Exercise requirements:
Reproduce the following lines verbatim.

Recorded data:
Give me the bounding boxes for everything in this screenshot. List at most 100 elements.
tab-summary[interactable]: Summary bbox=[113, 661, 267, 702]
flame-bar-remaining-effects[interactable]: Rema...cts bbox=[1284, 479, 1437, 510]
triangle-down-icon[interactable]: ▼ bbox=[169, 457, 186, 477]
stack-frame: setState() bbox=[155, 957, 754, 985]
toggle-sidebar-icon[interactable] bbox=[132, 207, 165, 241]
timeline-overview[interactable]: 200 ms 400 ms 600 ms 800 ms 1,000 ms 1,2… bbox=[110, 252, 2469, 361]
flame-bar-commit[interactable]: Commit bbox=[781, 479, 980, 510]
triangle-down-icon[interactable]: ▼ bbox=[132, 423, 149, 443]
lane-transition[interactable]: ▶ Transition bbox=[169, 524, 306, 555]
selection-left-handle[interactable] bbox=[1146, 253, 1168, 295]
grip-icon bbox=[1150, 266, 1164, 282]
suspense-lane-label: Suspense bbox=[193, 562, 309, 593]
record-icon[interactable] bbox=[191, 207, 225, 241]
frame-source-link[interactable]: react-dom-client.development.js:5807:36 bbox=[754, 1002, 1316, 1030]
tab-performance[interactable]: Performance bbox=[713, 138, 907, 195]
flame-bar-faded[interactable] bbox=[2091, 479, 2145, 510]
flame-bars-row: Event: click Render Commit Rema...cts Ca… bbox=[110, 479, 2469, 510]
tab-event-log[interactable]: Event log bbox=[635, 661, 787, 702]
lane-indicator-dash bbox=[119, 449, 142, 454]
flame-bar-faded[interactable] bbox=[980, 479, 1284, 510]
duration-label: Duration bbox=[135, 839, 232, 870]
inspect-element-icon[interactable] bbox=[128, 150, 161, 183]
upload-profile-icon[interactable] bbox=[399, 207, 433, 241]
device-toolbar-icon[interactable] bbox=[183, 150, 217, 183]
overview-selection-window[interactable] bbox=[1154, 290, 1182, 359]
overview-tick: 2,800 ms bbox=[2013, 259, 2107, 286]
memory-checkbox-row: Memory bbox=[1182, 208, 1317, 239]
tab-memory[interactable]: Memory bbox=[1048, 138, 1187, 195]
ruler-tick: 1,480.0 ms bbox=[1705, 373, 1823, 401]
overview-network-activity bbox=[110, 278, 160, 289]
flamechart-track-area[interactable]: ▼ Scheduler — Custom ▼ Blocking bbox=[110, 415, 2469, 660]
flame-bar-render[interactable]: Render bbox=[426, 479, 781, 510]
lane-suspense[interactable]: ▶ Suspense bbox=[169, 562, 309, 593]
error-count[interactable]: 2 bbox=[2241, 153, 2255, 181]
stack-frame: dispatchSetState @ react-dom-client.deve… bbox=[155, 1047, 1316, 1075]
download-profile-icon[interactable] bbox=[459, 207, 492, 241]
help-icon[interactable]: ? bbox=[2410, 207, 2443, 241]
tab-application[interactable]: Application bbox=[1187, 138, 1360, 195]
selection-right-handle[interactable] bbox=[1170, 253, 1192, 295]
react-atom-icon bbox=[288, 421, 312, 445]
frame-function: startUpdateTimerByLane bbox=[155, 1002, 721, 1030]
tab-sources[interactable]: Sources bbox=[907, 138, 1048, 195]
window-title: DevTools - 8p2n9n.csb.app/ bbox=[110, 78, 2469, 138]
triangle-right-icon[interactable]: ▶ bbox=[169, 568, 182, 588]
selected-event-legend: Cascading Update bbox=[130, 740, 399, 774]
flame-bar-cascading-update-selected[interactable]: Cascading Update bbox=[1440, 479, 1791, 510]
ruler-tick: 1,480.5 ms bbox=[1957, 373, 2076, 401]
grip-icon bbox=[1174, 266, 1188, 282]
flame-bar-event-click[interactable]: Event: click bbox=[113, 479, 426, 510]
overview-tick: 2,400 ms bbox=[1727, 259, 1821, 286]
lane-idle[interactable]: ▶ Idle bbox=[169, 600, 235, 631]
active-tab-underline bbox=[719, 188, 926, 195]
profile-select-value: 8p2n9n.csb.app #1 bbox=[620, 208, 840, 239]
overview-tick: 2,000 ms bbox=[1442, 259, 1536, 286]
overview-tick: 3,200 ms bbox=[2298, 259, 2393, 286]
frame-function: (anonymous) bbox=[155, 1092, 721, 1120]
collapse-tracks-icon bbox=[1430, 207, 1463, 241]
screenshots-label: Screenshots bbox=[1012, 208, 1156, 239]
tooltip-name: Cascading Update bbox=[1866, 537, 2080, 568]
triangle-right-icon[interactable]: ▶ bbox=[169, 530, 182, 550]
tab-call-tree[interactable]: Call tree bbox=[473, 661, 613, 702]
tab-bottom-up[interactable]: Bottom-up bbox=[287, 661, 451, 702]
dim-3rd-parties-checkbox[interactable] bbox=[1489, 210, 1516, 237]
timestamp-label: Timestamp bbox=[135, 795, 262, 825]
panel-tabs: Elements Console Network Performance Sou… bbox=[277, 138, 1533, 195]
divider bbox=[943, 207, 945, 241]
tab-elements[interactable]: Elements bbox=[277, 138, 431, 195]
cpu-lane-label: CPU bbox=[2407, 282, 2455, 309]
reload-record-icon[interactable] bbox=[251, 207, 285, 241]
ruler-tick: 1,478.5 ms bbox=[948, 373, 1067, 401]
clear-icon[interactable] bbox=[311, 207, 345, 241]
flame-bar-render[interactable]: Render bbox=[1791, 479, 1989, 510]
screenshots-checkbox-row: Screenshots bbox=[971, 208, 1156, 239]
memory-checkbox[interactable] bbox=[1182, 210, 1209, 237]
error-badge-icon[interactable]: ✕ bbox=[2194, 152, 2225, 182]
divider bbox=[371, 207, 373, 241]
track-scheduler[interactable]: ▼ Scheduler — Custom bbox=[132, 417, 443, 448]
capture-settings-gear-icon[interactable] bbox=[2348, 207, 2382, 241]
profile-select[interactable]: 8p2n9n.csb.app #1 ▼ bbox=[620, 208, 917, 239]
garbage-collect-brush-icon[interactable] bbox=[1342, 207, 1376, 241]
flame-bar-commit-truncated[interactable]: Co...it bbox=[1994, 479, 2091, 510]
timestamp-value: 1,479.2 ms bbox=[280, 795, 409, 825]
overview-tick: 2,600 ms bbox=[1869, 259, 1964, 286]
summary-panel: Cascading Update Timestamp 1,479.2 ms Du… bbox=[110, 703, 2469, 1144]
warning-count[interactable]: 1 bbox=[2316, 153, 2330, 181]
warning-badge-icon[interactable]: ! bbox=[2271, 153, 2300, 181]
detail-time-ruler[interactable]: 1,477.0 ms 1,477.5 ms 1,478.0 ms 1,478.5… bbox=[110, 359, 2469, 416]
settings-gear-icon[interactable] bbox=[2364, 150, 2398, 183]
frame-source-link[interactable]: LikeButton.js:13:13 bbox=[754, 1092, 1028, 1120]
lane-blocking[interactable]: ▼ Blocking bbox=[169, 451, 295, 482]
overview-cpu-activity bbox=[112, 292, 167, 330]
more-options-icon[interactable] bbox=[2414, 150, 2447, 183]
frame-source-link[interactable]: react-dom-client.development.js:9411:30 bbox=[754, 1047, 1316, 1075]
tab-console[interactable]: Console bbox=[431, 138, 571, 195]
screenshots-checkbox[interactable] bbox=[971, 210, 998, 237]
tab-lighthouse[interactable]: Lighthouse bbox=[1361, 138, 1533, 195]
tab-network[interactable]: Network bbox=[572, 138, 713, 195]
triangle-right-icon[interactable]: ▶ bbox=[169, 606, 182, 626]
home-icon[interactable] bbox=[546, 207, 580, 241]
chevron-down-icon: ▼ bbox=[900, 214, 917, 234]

The completed task:
Give me the bounding boxes for everything in this screenshot. List at most 100 elements.
tab-summary[interactable]: Summary bbox=[113, 661, 267, 702]
flame-bar-remaining-effects[interactable]: Rema...cts bbox=[1284, 479, 1437, 510]
triangle-down-icon[interactable]: ▼ bbox=[169, 457, 186, 477]
stack-frame: setState() bbox=[155, 957, 754, 985]
toggle-sidebar-icon[interactable] bbox=[132, 207, 165, 241]
timeline-overview[interactable]: 200 ms 400 ms 600 ms 800 ms 1,000 ms 1,2… bbox=[110, 252, 2469, 361]
flame-bar-commit[interactable]: Commit bbox=[781, 479, 980, 510]
triangle-down-icon[interactable]: ▼ bbox=[132, 423, 149, 443]
lane-transition[interactable]: ▶ Transition bbox=[169, 524, 306, 555]
selection-left-handle[interactable] bbox=[1146, 253, 1168, 295]
grip-icon bbox=[1150, 266, 1164, 282]
suspense-lane-label: Suspense bbox=[193, 562, 309, 593]
record-icon[interactable] bbox=[191, 207, 225, 241]
frame-source-link[interactable]: react-dom-client.development.js:5807:36 bbox=[754, 1002, 1316, 1030]
tab-performance[interactable]: Performance bbox=[713, 138, 907, 195]
flame-bar-faded[interactable] bbox=[2091, 479, 2145, 510]
flame-bars-row: Event: click Render Commit Rema...cts Ca… bbox=[110, 479, 2469, 510]
tab-event-log[interactable]: Event log bbox=[635, 661, 787, 702]
lane-indicator-dash bbox=[119, 449, 142, 454]
flame-bar-faded[interactable] bbox=[980, 479, 1284, 510]
duration-label: Duration bbox=[135, 839, 232, 870]
inspect-element-icon[interactable] bbox=[128, 150, 161, 183]
upload-profile-icon[interactable] bbox=[399, 207, 433, 241]
device-toolbar-icon[interactable] bbox=[183, 150, 217, 183]
overview-selection-window[interactable] bbox=[1154, 290, 1182, 359]
overview-tick: 2,800 ms bbox=[2013, 259, 2107, 286]
memory-checkbox-row: Memory bbox=[1182, 208, 1317, 239]
tab-memory[interactable]: Memory bbox=[1048, 138, 1187, 195]
ruler-tick: 1,480.0 ms bbox=[1705, 373, 1823, 401]
overview-network-activity bbox=[110, 278, 160, 289]
flamechart-track-area[interactable]: ▼ Scheduler — Custom ▼ Blocking bbox=[110, 415, 2469, 660]
flame-bar-render[interactable]: Render bbox=[426, 479, 781, 510]
lane-suspense[interactable]: ▶ Suspense bbox=[169, 562, 309, 593]
error-count[interactable]: 2 bbox=[2241, 153, 2255, 181]
stack-frame: dispatchSetState @ react-dom-client.deve… bbox=[155, 1047, 1316, 1075]
download-profile-icon[interactable] bbox=[459, 207, 492, 241]
help-icon[interactable]: ? bbox=[2410, 207, 2443, 241]
tab-application[interactable]: Application bbox=[1187, 138, 1360, 195]
selection-right-handle[interactable] bbox=[1170, 253, 1192, 295]
react-atom-icon bbox=[288, 421, 312, 445]
frame-function: startUpdateTimerByLane bbox=[155, 1002, 721, 1030]
tab-sources[interactable]: Sources bbox=[907, 138, 1048, 195]
window-title: DevTools - 8p2n9n.csb.app/ bbox=[110, 78, 2469, 138]
triangle-right-icon[interactable]: ▶ bbox=[169, 568, 182, 588]
selected-event-legend: Cascading Update bbox=[130, 740, 399, 774]
flame-bar-cascading-update-selected[interactable]: Cascading Update bbox=[1440, 479, 1791, 510]
ruler-tick: 1,480.5 ms bbox=[1957, 373, 2076, 401]
grip-icon bbox=[1174, 266, 1188, 282]
flame-bar-event-click[interactable]: Event: click bbox=[113, 479, 426, 510]
overview-tick: 2,400 ms bbox=[1727, 259, 1821, 286]
lane-idle[interactable]: ▶ Idle bbox=[169, 600, 235, 631]
active-tab-underline bbox=[719, 188, 926, 195]
profile-select-value: 8p2n9n.csb.app #1 bbox=[620, 208, 840, 239]
overview-tick: 2,000 ms bbox=[1442, 259, 1536, 286]
overview-tick: 3,200 ms bbox=[2298, 259, 2393, 286]
frame-function: (anonymous) bbox=[155, 1092, 721, 1120]
collapse-tracks-icon bbox=[1430, 207, 1463, 241]
screenshots-label: Screenshots bbox=[1012, 208, 1156, 239]
tooltip-name: Cascading Update bbox=[1866, 537, 2080, 568]
triangle-right-icon[interactable]: ▶ bbox=[169, 530, 182, 550]
tab-call-tree[interactable]: Call tree bbox=[473, 661, 613, 702]
tab-bottom-up[interactable]: Bottom-up bbox=[287, 661, 451, 702]
dim-3rd-parties-checkbox[interactable] bbox=[1489, 210, 1516, 237]
timestamp-label: Timestamp bbox=[135, 795, 262, 825]
panel-tabs: Elements Console Network Performance Sou… bbox=[277, 138, 1533, 195]
divider bbox=[943, 207, 945, 241]
tab-elements[interactable]: Elements bbox=[277, 138, 431, 195]
cpu-lane-label: CPU bbox=[2407, 282, 2455, 309]
reload-record-icon[interactable] bbox=[251, 207, 285, 241]
ruler-tick: 1,478.5 ms bbox=[948, 373, 1067, 401]
clear-icon[interactable] bbox=[311, 207, 345, 241]
flame-bar-render[interactable]: Render bbox=[1791, 479, 1989, 510]
screenshots-checkbox-row: Screenshots bbox=[971, 208, 1156, 239]
memory-checkbox[interactable] bbox=[1182, 210, 1209, 237]
error-badge-icon[interactable]: ✕ bbox=[2194, 152, 2225, 182]
divider bbox=[371, 207, 373, 241]
track-scheduler[interactable]: ▼ Scheduler — Custom bbox=[132, 417, 443, 448]
capture-settings-gear-icon[interactable] bbox=[2348, 207, 2382, 241]
profile-select[interactable]: 8p2n9n.csb.app #1 ▼ bbox=[620, 208, 917, 239]
garbage-collect-brush-icon[interactable] bbox=[1342, 207, 1376, 241]
flame-bar-commit-truncated[interactable]: Co...it bbox=[1994, 479, 2091, 510]
timestamp-value: 1,479.2 ms bbox=[280, 795, 409, 825]
overview-tick: 2,600 ms bbox=[1869, 259, 1964, 286]
summary-panel: Cascading Update Timestamp 1,479.2 ms Du… bbox=[110, 703, 2469, 1144]
warning-count[interactable]: 1 bbox=[2316, 153, 2330, 181]
warning-badge-icon[interactable]: ! bbox=[2271, 153, 2300, 181]
detail-time-ruler[interactable]: 1,477.0 ms 1,477.5 ms 1,478.0 ms 1,478.5… bbox=[110, 359, 2469, 416]
settings-gear-icon[interactable] bbox=[2364, 150, 2398, 183]
frame-source-link[interactable]: LikeButton.js:13:13 bbox=[754, 1092, 1028, 1120]
lane-blocking[interactable]: ▼ Blocking bbox=[169, 451, 295, 482]
overview-cpu-activity bbox=[112, 292, 167, 330]
more-options-icon[interactable] bbox=[2414, 150, 2447, 183]
frame-source-link[interactable]: react-dom-client.development.js:9411:30 bbox=[754, 1047, 1316, 1075]
tab-console[interactable]: Console bbox=[431, 138, 571, 195]
screenshots-checkbox[interactable] bbox=[971, 210, 998, 237]
tab-lighthouse[interactable]: Lighthouse bbox=[1361, 138, 1533, 195]
tab-network[interactable]: Network bbox=[572, 138, 713, 195]
triangle-right-icon[interactable]: ▶ bbox=[169, 606, 182, 626]
home-icon[interactable] bbox=[546, 207, 580, 241]
chevron-down-icon: ▼ bbox=[900, 214, 917, 234]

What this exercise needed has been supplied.